[Data entries]

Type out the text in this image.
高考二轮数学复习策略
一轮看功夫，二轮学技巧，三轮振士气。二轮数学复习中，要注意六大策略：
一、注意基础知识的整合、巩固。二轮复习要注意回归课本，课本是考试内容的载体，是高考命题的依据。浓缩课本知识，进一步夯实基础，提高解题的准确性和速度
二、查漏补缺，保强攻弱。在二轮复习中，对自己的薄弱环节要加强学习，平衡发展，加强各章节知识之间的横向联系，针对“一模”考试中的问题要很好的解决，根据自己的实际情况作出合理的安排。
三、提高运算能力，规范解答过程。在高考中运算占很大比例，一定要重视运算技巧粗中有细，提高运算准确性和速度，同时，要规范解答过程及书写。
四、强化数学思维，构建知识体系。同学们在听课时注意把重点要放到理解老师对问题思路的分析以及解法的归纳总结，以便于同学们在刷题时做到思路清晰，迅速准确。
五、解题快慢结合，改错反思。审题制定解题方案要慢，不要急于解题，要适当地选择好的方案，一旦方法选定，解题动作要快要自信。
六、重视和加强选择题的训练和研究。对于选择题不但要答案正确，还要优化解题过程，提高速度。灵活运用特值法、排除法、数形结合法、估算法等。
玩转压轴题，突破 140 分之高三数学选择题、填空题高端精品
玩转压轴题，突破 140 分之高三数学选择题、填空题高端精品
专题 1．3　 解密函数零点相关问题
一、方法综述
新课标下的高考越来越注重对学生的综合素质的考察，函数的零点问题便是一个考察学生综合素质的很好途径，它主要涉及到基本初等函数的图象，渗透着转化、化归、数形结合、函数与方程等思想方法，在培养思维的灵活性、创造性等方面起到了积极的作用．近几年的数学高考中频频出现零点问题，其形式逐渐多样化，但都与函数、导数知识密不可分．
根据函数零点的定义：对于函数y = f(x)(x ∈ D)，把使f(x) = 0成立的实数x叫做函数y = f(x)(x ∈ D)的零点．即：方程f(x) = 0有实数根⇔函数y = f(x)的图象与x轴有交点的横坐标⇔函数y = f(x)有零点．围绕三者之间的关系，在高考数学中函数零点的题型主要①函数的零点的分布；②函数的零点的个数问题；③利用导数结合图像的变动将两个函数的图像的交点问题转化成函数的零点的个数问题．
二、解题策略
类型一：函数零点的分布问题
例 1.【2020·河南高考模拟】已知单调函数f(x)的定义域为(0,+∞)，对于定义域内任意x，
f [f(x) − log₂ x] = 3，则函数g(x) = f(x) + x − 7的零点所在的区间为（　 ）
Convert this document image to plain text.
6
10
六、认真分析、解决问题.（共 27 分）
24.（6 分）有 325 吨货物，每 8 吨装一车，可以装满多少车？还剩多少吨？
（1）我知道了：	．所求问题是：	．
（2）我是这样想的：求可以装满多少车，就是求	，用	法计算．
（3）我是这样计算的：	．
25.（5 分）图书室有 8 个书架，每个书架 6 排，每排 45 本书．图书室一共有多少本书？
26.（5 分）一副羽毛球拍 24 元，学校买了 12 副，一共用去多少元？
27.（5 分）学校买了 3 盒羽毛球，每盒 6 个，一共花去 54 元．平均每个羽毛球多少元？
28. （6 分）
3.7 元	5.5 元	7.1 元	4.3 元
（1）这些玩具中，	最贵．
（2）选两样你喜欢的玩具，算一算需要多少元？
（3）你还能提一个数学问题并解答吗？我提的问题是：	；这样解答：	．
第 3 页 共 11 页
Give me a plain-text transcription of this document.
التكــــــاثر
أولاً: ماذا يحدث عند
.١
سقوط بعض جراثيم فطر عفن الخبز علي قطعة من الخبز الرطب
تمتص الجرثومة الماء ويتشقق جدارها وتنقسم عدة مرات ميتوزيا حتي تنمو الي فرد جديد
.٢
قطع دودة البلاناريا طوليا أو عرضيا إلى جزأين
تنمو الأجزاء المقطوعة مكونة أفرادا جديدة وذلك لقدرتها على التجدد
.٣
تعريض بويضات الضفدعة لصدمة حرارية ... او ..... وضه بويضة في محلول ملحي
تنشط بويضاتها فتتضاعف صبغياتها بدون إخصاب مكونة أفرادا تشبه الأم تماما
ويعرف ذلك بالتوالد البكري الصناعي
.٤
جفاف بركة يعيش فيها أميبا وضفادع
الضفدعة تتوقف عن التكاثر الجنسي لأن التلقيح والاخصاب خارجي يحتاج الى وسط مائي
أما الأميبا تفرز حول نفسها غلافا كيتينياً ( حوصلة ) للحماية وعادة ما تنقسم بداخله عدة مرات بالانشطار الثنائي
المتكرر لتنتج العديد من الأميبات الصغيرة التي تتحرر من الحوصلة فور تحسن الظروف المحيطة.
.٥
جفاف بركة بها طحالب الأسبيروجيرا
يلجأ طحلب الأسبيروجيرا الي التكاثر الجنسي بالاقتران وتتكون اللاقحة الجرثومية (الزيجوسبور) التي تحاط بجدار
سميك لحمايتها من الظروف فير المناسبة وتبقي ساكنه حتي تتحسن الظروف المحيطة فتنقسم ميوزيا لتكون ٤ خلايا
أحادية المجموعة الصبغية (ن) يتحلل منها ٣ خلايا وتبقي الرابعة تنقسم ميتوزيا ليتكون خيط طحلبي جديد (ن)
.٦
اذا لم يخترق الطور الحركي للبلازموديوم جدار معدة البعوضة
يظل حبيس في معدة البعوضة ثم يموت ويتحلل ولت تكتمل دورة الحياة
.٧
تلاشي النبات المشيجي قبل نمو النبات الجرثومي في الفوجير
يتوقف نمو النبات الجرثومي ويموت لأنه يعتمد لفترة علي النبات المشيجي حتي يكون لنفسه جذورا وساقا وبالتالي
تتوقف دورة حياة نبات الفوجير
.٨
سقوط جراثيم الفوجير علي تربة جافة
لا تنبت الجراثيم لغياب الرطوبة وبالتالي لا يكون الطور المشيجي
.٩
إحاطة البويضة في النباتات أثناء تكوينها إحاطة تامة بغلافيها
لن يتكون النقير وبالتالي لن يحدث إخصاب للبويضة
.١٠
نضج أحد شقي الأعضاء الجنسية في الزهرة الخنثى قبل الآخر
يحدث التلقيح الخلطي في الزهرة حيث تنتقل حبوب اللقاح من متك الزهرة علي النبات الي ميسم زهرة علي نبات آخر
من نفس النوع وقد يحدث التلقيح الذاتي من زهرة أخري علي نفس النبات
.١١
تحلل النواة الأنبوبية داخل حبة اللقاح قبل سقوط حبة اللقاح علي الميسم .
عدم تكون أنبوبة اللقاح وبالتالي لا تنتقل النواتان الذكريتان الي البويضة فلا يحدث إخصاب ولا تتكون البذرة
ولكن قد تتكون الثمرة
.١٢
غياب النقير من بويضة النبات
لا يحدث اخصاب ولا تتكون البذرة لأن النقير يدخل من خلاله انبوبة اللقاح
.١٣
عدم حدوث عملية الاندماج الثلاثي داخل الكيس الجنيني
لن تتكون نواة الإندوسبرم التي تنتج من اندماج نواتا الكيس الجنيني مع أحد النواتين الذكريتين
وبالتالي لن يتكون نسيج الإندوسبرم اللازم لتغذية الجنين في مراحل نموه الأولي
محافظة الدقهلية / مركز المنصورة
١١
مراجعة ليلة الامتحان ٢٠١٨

* **JOB**: Return only those lines of the records that contain the string "بركة".

* **OUTPUT FOR THIS TASK**:
جفاف بركة يعيش فيها أميبا وضفادع
جفاف بركة بها طحالب الأسبيروجيرا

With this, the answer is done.